[Dataset items]

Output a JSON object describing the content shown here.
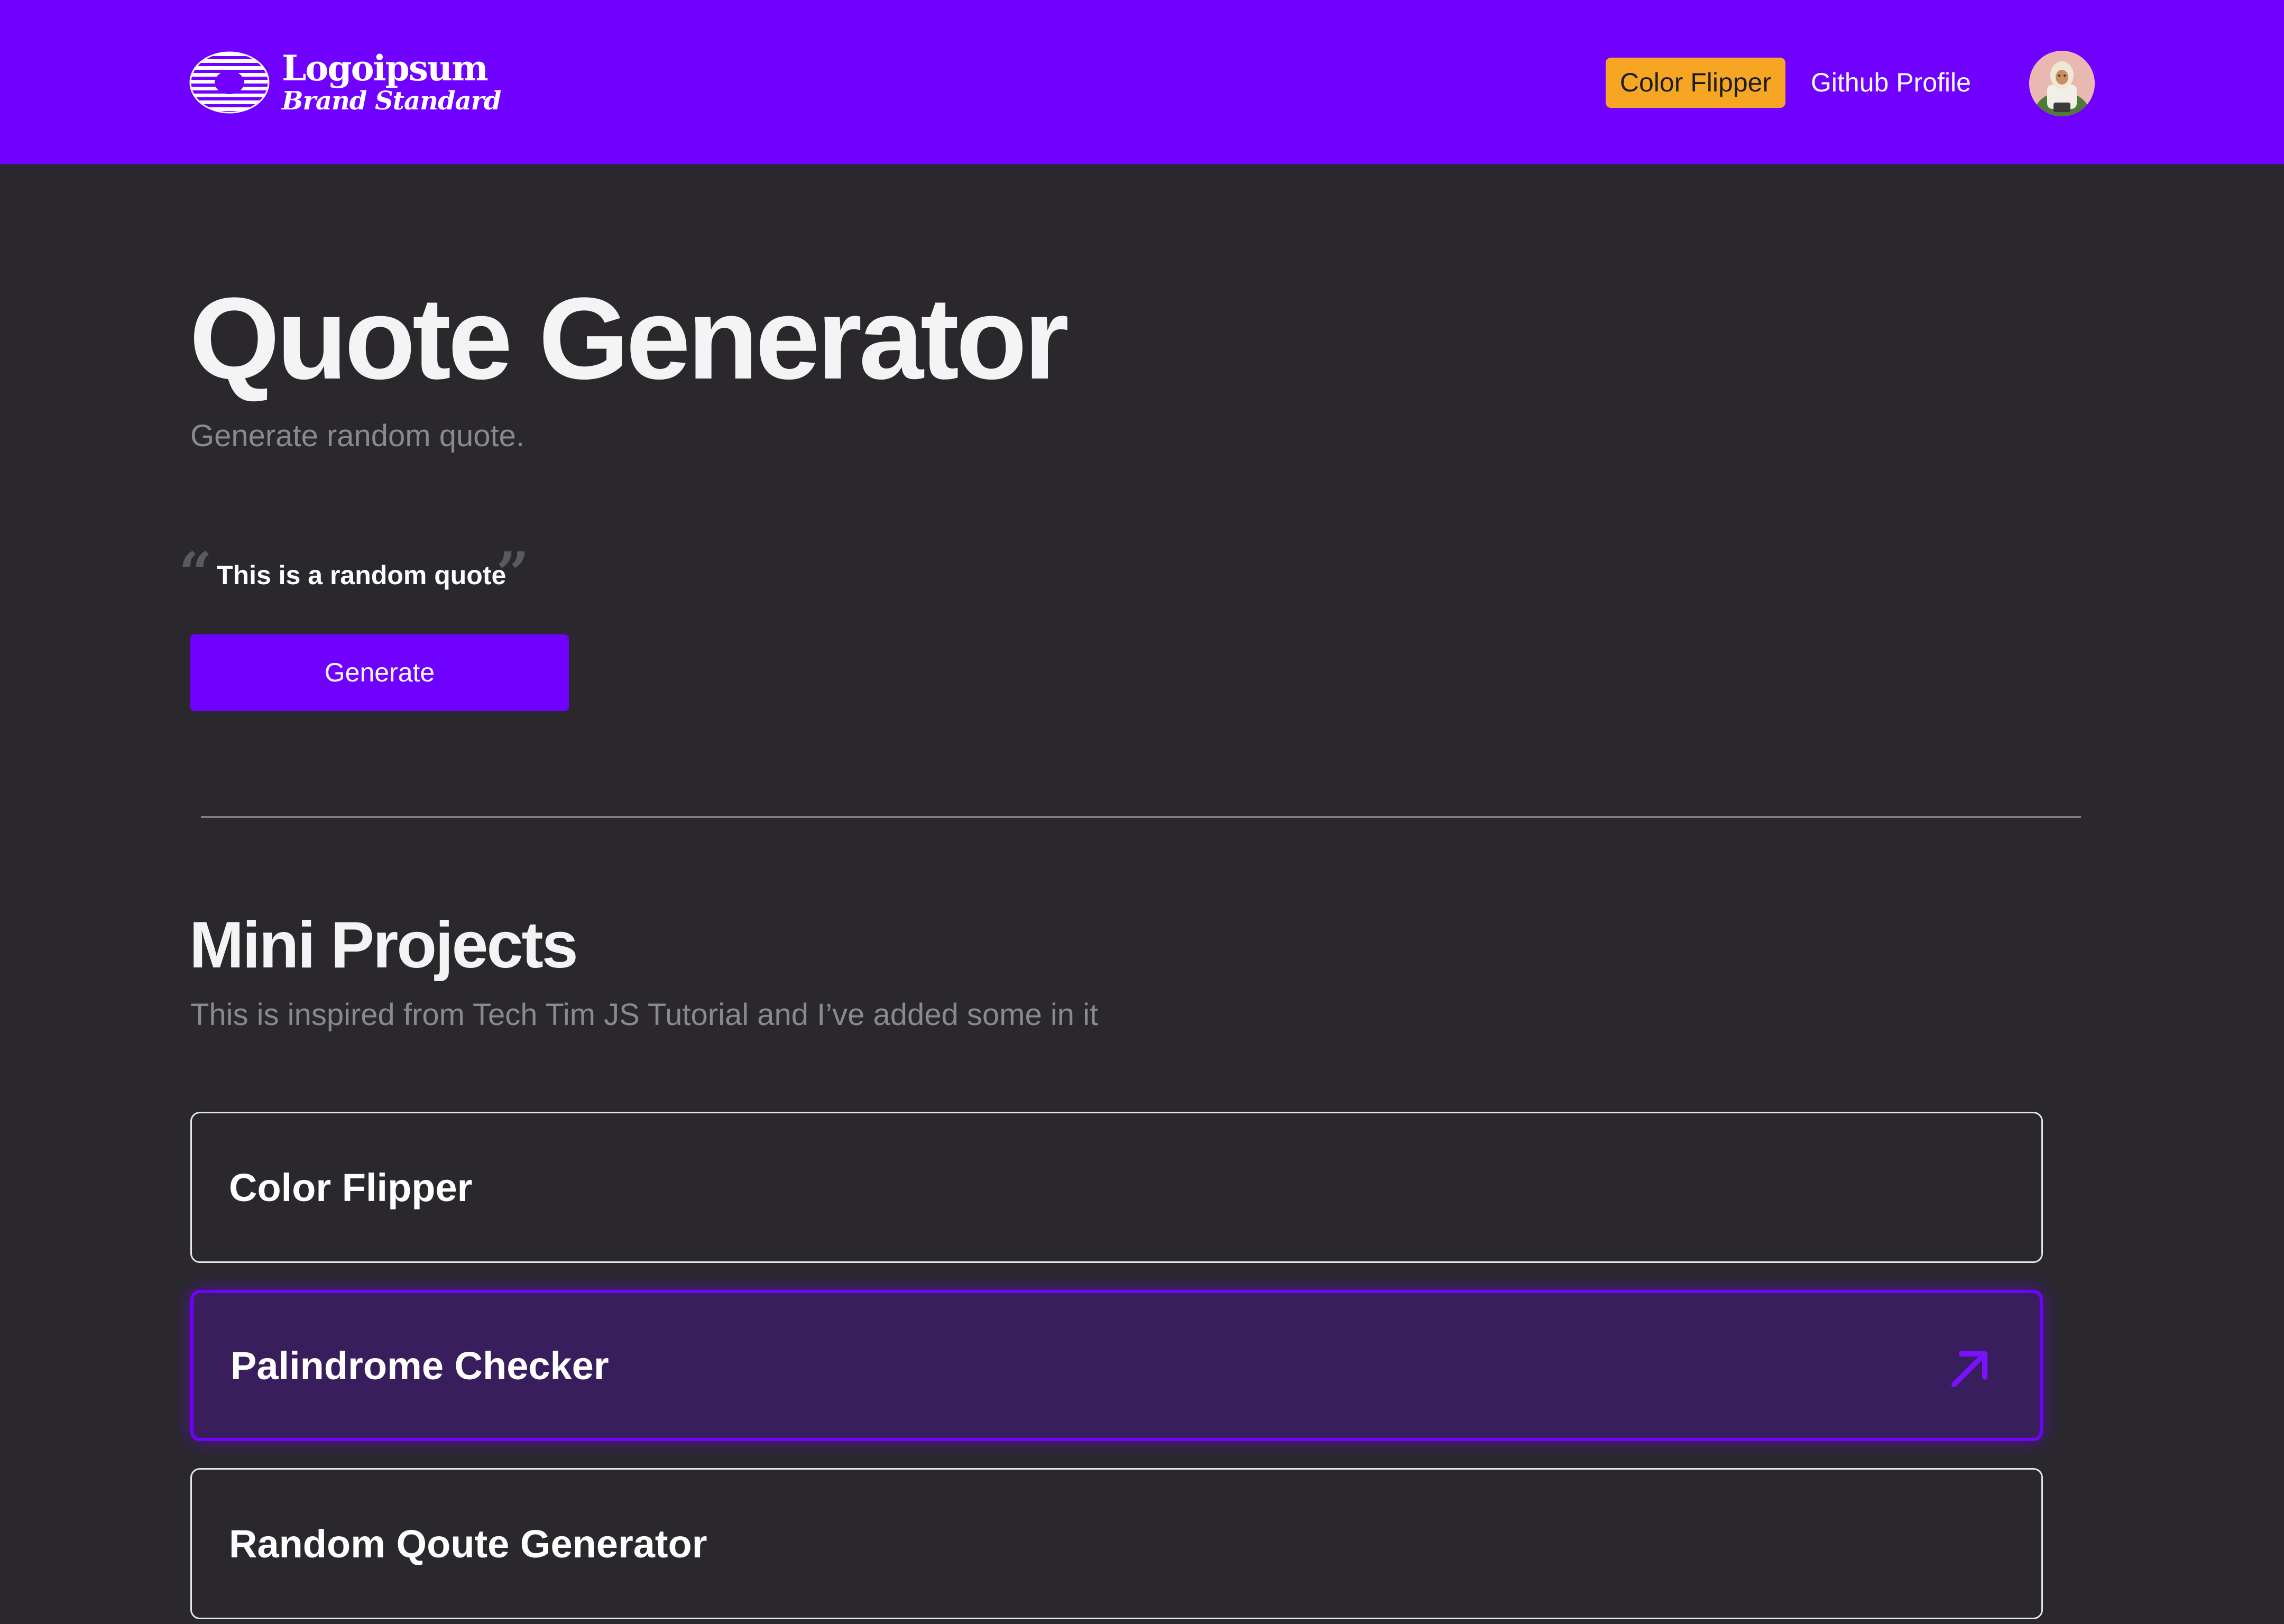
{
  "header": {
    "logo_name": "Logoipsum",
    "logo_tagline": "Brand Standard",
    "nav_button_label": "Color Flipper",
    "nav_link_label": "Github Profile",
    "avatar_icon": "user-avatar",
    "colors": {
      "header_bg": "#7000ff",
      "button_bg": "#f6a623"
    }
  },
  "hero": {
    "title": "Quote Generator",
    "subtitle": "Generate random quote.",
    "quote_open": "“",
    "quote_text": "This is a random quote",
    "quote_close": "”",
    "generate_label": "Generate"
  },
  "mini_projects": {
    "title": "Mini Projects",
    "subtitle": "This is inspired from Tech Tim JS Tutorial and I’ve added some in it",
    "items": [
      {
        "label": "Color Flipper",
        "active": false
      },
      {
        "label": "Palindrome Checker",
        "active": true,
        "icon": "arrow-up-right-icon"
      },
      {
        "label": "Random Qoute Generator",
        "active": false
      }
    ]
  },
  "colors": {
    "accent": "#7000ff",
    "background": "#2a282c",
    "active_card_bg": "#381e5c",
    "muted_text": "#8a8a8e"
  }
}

* * *

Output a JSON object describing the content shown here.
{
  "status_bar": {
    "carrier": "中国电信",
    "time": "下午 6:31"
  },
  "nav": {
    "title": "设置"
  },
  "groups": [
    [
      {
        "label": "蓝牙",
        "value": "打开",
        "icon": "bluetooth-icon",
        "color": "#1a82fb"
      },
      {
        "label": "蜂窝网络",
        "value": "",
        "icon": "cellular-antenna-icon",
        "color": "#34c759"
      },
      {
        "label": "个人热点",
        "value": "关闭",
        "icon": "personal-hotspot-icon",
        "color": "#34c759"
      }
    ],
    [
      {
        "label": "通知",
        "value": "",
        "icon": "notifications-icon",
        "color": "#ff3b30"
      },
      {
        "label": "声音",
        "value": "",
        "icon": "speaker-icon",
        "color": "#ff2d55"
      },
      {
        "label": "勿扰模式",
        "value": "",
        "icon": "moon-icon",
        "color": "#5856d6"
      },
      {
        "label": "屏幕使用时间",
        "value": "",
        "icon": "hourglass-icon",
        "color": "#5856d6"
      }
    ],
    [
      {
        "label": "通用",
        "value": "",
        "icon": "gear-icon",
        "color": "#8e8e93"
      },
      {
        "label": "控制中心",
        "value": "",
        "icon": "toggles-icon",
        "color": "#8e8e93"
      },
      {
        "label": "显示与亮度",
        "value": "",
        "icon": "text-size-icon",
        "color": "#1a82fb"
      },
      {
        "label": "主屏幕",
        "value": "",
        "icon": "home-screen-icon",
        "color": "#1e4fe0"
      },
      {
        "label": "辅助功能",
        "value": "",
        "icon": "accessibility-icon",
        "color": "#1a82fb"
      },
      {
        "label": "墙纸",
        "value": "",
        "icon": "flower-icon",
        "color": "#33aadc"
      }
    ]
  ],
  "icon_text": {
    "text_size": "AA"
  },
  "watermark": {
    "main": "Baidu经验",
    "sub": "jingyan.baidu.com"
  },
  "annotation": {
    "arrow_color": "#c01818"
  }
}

#### WHAT YOU ARE ASKED TO DO
Write out every line of the preceding listing that contains "subtitle".

#### SOLUTION TO THIS PROBLEM
    "subtitle": "Generate random quote.",
    "subtitle": "This is inspired from Tech Tim JS Tutorial and I’ve added some in it",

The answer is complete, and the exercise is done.